*Items from a data source:*
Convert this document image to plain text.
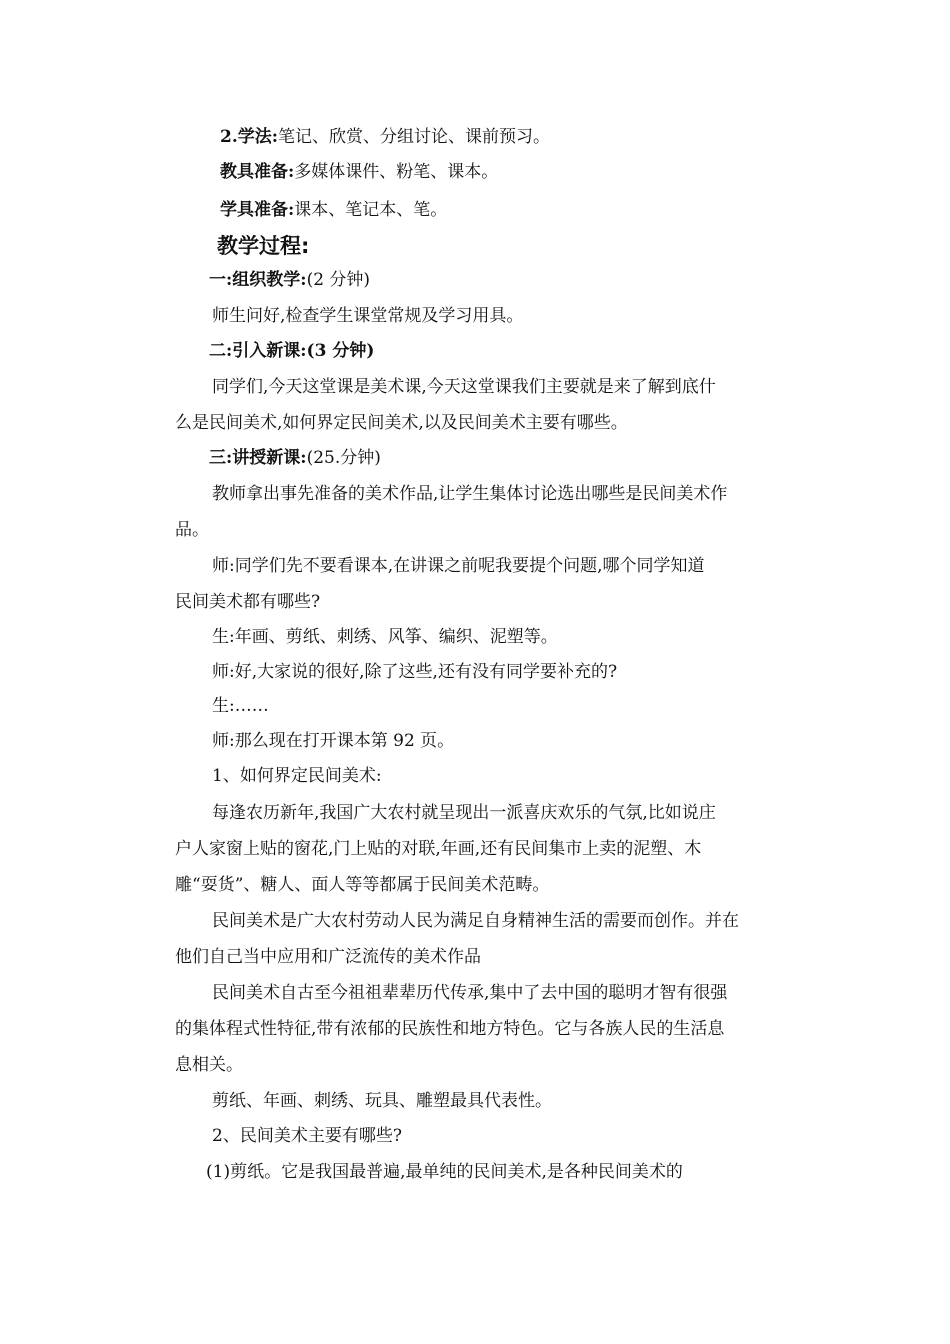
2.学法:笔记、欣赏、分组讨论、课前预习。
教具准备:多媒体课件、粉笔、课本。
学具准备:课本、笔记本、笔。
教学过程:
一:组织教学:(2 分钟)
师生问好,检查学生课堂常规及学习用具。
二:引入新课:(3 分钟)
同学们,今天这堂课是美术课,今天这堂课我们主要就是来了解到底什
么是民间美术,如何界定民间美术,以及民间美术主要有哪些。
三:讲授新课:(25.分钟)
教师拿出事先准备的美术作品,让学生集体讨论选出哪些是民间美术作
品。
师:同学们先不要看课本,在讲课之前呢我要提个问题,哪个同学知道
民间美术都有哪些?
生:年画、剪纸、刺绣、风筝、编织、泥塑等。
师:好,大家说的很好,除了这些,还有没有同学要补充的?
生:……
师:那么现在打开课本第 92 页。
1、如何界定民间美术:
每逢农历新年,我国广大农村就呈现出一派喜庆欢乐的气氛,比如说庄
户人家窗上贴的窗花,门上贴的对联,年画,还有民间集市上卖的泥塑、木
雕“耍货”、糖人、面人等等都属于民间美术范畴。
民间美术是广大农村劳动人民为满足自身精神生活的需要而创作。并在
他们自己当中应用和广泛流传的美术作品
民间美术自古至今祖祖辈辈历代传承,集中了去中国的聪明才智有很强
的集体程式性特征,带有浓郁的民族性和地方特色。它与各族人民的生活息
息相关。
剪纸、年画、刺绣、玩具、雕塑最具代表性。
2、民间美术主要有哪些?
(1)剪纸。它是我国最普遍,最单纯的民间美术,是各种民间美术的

*Problem statement:* Return the listing above word for word, with the pictures removed.

*Solved exercise:*
Convert this document image to plain text.
2.学法:笔记、欣赏、分组讨论、课前预习。
教具准备:多媒体课件、粉笔、课本。
学具准备:课本、笔记本、笔。
教学过程:
一:组织教学:(2 分钟)
师生问好,检查学生课堂常规及学习用具。
二:引入新课:(3 分钟)
同学们,今天这堂课是美术课,今天这堂课我们主要就是来了解到底什
么是民间美术,如何界定民间美术,以及民间美术主要有哪些。
三:讲授新课:(25.分钟)
教师拿出事先准备的美术作品,让学生集体讨论选出哪些是民间美术作
品。
师:同学们先不要看课本,在讲课之前呢我要提个问题,哪个同学知道
民间美术都有哪些?
生:年画、剪纸、刺绣、风筝、编织、泥塑等。
师:好,大家说的很好,除了这些,还有没有同学要补充的?
生:……
师:那么现在打开课本第 92 页。
1、如何界定民间美术:
每逢农历新年,我国广大农村就呈现出一派喜庆欢乐的气氛,比如说庄
户人家窗上贴的窗花,门上贴的对联,年画,还有民间集市上卖的泥塑、木
雕“耍货”、糖人、面人等等都属于民间美术范畴。
民间美术是广大农村劳动人民为满足自身精神生活的需要而创作。并在
他们自己当中应用和广泛流传的美术作品
民间美术自古至今祖祖辈辈历代传承,集中了去中国的聪明才智有很强
的集体程式性特征,带有浓郁的民族性和地方特色。它与各族人民的生活息
息相关。
剪纸、年画、刺绣、玩具、雕塑最具代表性。
2、民间美术主要有哪些?
(1)剪纸。它是我国最普遍,最单纯的民间美术,是各种民间美术的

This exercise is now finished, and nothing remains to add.